_Your objective_
Go through the entries one line at a time, and gather every line that has the word "Promotion".

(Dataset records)
•••••
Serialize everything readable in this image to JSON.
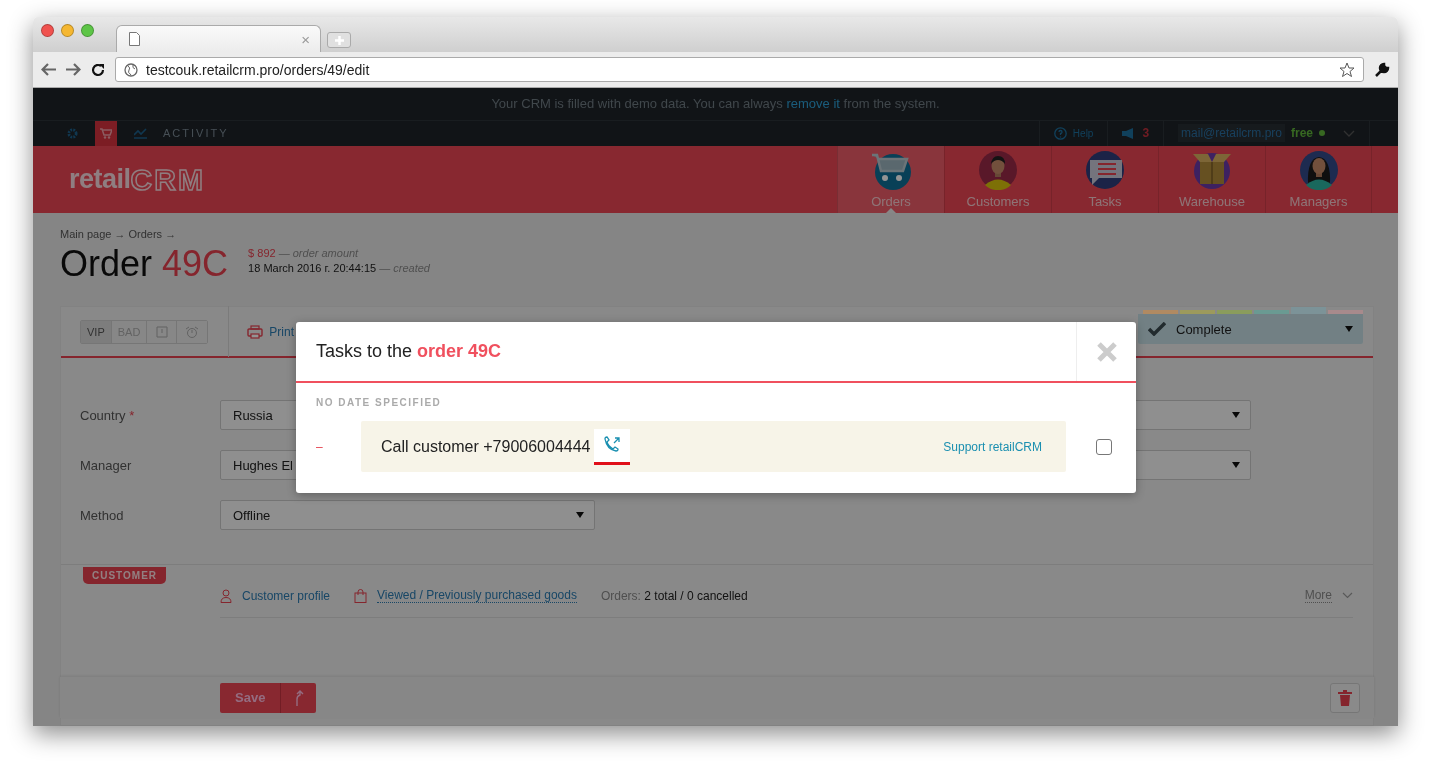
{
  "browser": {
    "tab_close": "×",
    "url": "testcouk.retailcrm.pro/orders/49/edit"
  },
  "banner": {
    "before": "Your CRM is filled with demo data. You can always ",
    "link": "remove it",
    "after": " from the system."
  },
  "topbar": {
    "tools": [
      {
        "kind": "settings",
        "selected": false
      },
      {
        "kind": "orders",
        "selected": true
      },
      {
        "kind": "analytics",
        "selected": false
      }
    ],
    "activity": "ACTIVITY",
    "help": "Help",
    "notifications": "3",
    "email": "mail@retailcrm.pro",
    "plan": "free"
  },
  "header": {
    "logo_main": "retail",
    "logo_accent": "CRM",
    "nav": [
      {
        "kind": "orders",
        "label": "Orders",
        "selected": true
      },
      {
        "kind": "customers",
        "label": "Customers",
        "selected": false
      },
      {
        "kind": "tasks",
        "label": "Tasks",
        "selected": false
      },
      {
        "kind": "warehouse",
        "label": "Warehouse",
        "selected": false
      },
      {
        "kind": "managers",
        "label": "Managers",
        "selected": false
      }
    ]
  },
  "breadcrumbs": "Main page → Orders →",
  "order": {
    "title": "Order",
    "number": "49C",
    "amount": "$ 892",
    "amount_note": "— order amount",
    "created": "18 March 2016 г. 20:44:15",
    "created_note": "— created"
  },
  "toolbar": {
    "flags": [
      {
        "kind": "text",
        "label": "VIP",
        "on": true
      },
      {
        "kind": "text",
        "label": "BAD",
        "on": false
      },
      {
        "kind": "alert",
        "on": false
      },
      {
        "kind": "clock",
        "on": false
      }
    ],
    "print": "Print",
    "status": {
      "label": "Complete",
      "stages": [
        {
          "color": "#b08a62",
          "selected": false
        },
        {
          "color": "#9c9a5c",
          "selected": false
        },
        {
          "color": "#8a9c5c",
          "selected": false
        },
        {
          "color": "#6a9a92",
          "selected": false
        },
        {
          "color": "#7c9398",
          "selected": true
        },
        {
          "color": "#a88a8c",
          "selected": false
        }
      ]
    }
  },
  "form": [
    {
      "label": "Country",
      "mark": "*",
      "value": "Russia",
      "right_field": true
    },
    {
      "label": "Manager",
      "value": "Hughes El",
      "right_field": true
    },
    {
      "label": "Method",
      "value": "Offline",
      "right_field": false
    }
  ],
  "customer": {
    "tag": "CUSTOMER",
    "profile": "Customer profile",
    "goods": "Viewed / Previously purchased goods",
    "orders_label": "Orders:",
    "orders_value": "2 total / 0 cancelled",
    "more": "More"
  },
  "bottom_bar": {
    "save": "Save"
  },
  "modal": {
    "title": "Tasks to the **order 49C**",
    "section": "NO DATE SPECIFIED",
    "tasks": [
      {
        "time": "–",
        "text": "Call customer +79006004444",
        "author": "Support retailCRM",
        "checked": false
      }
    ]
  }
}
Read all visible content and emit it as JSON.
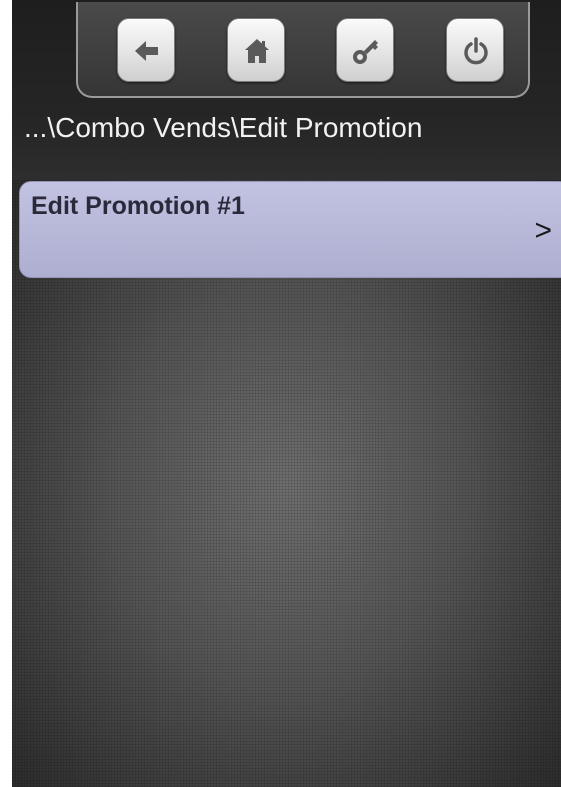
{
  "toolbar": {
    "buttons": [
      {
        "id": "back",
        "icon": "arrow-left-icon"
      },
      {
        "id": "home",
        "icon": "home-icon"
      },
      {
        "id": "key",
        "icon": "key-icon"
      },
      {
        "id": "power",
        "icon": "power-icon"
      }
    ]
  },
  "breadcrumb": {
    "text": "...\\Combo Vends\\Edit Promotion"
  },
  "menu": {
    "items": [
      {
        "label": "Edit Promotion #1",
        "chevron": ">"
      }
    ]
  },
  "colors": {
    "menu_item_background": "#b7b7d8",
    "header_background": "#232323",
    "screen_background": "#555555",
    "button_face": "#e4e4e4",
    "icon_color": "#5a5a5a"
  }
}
•••••
_Exercise response_
    "text": "...\\Combo Vends\\Edit Promotion"
        "label": "Edit Promotion #1",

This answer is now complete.